> _What is being asked_: Using the records below, reproduce exactly the lines from the one containing "Enumerate this screenshot's" through the end, and nothing more; skip the images.

> _Data entries_:
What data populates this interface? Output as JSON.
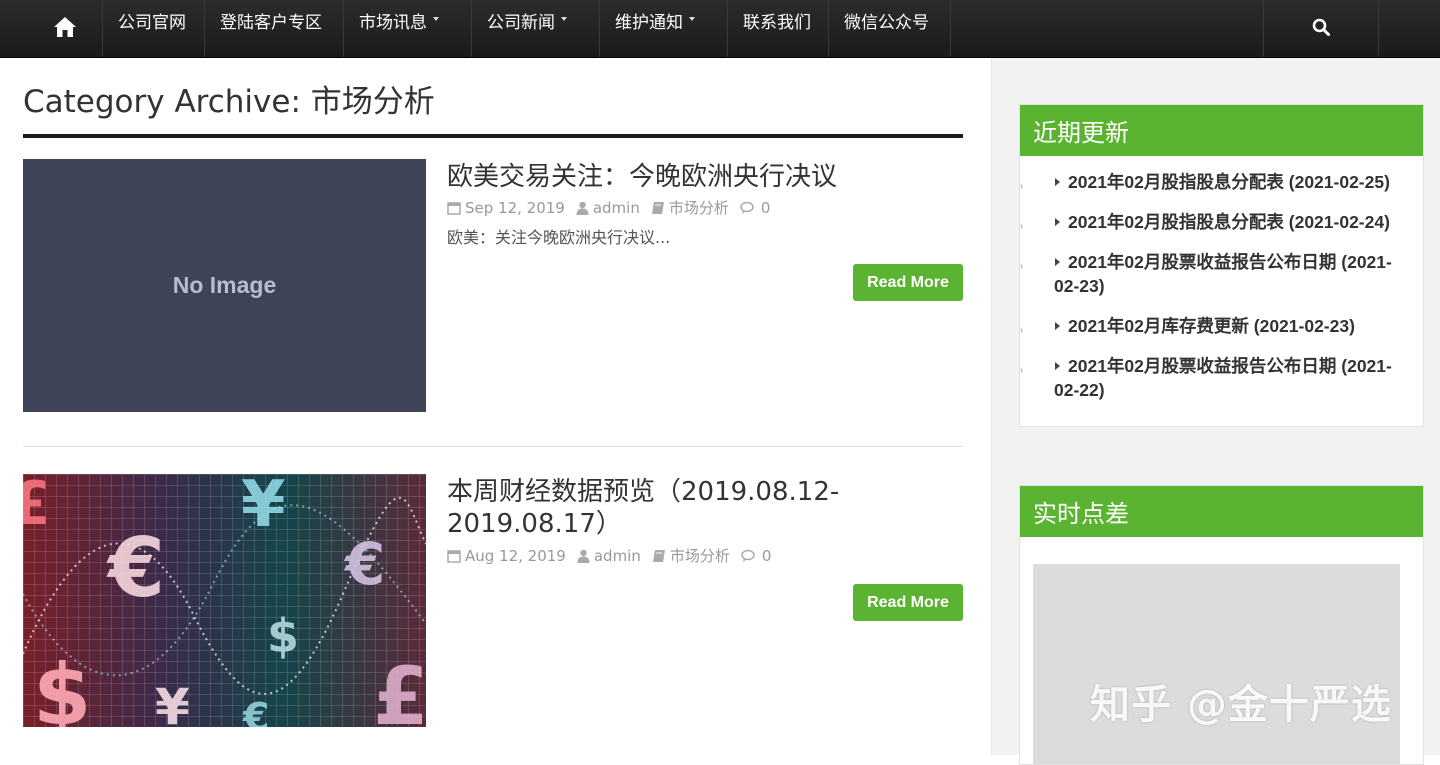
{
  "nav": {
    "items": [
      {
        "label": "公司官网",
        "dropdown": false
      },
      {
        "label": "登陆客户专区",
        "dropdown": false
      },
      {
        "label": "市场讯息",
        "dropdown": true
      },
      {
        "label": "公司新闻",
        "dropdown": true
      },
      {
        "label": "维护通知",
        "dropdown": true
      },
      {
        "label": "联系我们",
        "dropdown": false
      },
      {
        "label": "微信公众号",
        "dropdown": false
      }
    ]
  },
  "page": {
    "title": "Category Archive: 市场分析"
  },
  "posts": [
    {
      "title": "欧美交易关注：今晚欧洲央行决议",
      "date": "Sep 12, 2019",
      "author": "admin",
      "category": "市场分析",
      "comments": "0",
      "excerpt": "欧美：关注今晚欧洲央行决议...",
      "thumb_text": "No Image",
      "read_more": "Read More"
    },
    {
      "title": "本周财经数据预览（2019.08.12-2019.08.17）",
      "date": "Aug 12, 2019",
      "author": "admin",
      "category": "市场分析",
      "comments": "0",
      "read_more": "Read More"
    }
  ],
  "sidebar": {
    "recent": {
      "heading": "近期更新",
      "items": [
        "2021年02月股指股息分配表 (2021-02-25)",
        "2021年02月股指股息分配表 (2021-02-24)",
        "2021年02月股票收益报告公布日期 (2021-02-23)",
        "2021年02月库存费更新 (2021-02-23)",
        "2021年02月股票收益报告公布日期 (2021-02-22)"
      ]
    },
    "spread": {
      "heading": "实时点差"
    }
  },
  "watermark": "知乎 @金十严选",
  "colors": {
    "accent": "#5bb431",
    "nav_bg": "#1f1f1f",
    "placeholder": "#3f4357"
  }
}
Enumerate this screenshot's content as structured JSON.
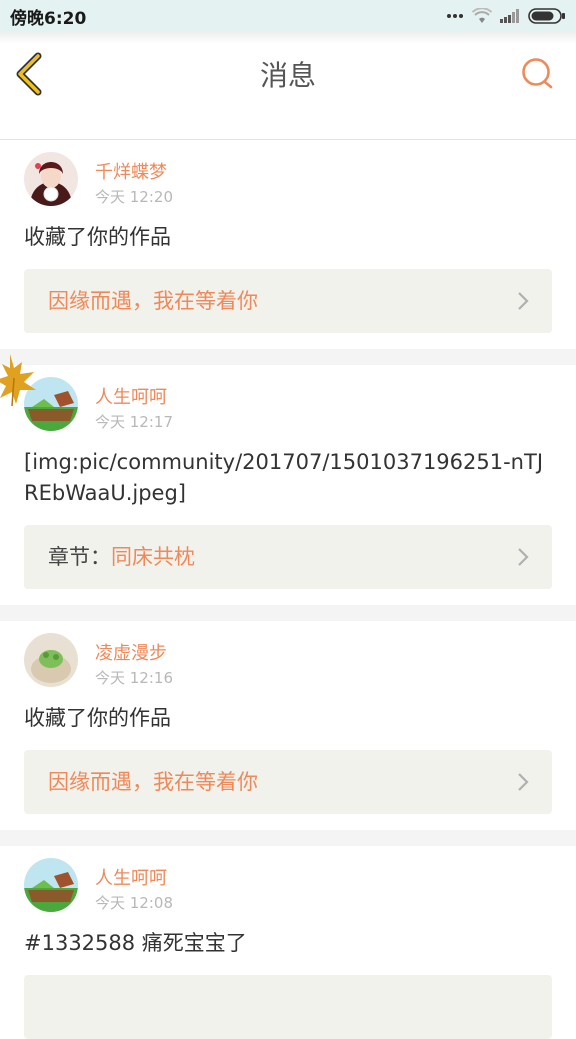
{
  "status_bar": {
    "time": "傍晚6:20",
    "icons": [
      "more-dots-icon",
      "wifi-icon",
      "signal-icon",
      "battery-icon"
    ]
  },
  "header": {
    "title": "消息",
    "back_icon": "back-chevron-icon",
    "search_icon": "search-icon"
  },
  "colors": {
    "accent": "#f0895a",
    "back_arrow": "#f0c020",
    "link_box": "#f2f2ec",
    "status_bar": "#e4f3f1"
  },
  "messages": [
    {
      "user": "千烊蝶梦",
      "time": "今天 12:20",
      "text": "收藏了你的作品",
      "link_prefix": "",
      "link_text": "因缘而遇，我在等着你"
    },
    {
      "user": "人生呵呵",
      "time": "今天 12:17",
      "text": "[img:pic/community/201707/1501037196251-nTJREbWaaU.jpeg]",
      "link_prefix": "章节：",
      "link_text": "同床共枕"
    },
    {
      "user": "凌虚漫步",
      "time": "今天 12:16",
      "text": "收藏了你的作品",
      "link_prefix": "",
      "link_text": "因缘而遇，我在等着你"
    },
    {
      "user": "人生呵呵",
      "time": "今天 12:08",
      "text": "#1332588 痛死宝宝了",
      "link_prefix": "",
      "link_text": ""
    }
  ]
}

> _Exercise response_:
Enumerate this screenshot's content as structured JSON.
{
  "status_bar": {
    "time": "傍晚6:20",
    "icons": [
      "more-dots-icon",
      "wifi-icon",
      "signal-icon",
      "battery-icon"
    ]
  },
  "header": {
    "title": "消息",
    "back_icon": "back-chevron-icon",
    "search_icon": "search-icon"
  },
  "colors": {
    "accent": "#f0895a",
    "back_arrow": "#f0c020",
    "link_box": "#f2f2ec",
    "status_bar": "#e4f3f1"
  },
  "messages": [
    {
      "user": "千烊蝶梦",
      "time": "今天 12:20",
      "text": "收藏了你的作品",
      "link_prefix": "",
      "link_text": "因缘而遇，我在等着你"
    },
    {
      "user": "人生呵呵",
      "time": "今天 12:17",
      "text": "[img:pic/community/201707/1501037196251-nTJREbWaaU.jpeg]",
      "link_prefix": "章节：",
      "link_text": "同床共枕"
    },
    {
      "user": "凌虚漫步",
      "time": "今天 12:16",
      "text": "收藏了你的作品",
      "link_prefix": "",
      "link_text": "因缘而遇，我在等着你"
    },
    {
      "user": "人生呵呵",
      "time": "今天 12:08",
      "text": "#1332588 痛死宝宝了",
      "link_prefix": "",
      "link_text": ""
    }
  ]
}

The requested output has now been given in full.